## Task to carry out
From the line that includes "Type out the text in this image." to the last line of the records, inclusive, repeat each line exactly.

## Dataset extract

+ + +

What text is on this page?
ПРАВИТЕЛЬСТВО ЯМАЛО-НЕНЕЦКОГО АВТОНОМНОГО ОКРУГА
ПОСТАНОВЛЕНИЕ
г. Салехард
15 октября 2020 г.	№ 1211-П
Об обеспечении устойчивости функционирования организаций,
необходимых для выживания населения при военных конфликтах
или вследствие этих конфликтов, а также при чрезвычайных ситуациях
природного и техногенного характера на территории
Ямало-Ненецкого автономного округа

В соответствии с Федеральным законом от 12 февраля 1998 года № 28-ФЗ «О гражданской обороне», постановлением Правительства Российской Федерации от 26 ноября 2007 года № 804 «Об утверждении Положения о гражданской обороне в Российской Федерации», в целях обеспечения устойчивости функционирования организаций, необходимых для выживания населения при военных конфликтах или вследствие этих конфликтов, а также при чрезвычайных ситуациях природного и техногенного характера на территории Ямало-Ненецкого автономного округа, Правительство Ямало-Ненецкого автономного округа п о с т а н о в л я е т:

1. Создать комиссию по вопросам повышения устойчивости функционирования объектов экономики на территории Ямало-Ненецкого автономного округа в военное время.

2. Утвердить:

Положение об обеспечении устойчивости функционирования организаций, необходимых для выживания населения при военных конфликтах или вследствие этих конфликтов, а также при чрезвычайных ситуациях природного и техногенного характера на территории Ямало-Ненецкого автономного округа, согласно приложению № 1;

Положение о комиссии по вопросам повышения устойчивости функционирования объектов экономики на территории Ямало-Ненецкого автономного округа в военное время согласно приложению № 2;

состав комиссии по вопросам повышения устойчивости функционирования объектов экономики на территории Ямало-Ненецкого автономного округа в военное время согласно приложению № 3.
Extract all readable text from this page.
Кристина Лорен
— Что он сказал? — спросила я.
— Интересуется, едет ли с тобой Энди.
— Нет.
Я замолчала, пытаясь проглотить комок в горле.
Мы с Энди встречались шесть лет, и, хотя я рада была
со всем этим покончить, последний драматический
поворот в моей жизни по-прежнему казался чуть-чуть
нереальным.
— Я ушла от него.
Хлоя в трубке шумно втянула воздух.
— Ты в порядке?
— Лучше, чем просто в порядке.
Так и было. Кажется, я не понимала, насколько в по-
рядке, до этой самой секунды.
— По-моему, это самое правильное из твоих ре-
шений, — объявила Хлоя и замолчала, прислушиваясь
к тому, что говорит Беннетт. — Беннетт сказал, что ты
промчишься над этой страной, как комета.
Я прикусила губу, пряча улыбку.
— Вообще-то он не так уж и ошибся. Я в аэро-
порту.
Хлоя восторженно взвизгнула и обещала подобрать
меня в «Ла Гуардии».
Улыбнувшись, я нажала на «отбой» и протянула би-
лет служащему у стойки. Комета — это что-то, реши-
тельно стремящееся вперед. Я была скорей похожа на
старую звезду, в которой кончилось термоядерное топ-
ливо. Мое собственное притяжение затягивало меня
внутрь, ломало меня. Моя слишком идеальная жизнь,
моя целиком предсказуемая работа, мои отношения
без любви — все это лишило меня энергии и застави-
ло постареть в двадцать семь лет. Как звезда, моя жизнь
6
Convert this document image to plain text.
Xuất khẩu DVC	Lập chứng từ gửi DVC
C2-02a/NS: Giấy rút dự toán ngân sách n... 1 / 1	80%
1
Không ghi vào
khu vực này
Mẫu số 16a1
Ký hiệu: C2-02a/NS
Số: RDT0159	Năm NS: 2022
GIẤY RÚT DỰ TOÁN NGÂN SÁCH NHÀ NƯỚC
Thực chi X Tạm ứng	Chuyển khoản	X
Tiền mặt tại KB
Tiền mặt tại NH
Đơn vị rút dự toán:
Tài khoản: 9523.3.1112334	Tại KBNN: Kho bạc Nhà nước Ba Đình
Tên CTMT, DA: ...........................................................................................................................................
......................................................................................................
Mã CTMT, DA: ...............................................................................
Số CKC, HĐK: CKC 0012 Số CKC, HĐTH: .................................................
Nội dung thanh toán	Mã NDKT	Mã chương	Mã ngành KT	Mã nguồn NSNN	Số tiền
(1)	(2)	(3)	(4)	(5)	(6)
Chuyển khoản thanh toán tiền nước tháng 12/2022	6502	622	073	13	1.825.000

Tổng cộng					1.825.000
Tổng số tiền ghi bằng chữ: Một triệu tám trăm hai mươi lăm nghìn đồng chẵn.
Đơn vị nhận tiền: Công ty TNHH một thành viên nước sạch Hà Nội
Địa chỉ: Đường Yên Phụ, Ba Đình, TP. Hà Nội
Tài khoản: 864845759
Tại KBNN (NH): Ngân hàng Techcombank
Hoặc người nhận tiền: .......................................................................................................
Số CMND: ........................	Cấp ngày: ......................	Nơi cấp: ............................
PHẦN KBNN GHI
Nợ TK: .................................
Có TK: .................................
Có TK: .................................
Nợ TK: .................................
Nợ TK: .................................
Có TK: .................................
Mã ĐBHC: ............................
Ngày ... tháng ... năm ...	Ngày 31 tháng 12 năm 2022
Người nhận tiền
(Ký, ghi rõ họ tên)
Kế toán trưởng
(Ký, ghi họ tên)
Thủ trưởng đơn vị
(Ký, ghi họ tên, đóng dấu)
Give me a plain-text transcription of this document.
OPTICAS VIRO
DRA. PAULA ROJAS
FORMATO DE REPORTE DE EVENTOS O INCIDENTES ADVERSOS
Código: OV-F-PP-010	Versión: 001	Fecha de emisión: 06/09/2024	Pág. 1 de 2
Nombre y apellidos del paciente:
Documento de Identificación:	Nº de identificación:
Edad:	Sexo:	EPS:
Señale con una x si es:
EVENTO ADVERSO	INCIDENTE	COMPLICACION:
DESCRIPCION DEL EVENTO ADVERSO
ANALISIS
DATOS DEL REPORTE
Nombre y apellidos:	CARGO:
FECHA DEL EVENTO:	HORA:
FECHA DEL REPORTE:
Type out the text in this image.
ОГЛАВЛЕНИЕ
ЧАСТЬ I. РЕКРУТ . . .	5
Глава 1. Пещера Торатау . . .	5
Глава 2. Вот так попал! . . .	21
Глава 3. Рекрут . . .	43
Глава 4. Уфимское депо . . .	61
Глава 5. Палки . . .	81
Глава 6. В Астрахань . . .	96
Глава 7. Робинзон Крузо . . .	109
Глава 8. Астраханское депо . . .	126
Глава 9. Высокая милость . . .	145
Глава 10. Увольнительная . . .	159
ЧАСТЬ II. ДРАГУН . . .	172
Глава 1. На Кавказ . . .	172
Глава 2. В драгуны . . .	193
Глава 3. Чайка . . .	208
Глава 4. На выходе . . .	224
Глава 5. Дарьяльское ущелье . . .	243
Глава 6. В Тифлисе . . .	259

+ + +

## Exercise answer
Type out the text in this image.
ОГЛАВЛЕНИЕ
ЧАСТЬ I. РЕКРУТ . . .	5
Глава 1. Пещера Торатау . . .	5
Глава 2. Вот так попал! . . .	21
Глава 3. Рекрут . . .	43
Глава 4. Уфимское депо . . .	61
Глава 5. Палки . . .	81
Глава 6. В Астрахань . . .	96
Глава 7. Робинзон Крузо . . .	109
Глава 8. Астраханское депо . . .	126
Глава 9. Высокая милость . . .	145
Глава 10. Увольнительная . . .	159
ЧАСТЬ II. ДРАГУН . . .	172
Глава 1. На Кавказ . . .	172
Глава 2. В драгуны . . .	193
Глава 3. Чайка . . .	208
Глава 4. На выходе . . .	224
Глава 5. Дарьяльское ущелье . . .	243
Глава 6. В Тифлисе . . .	259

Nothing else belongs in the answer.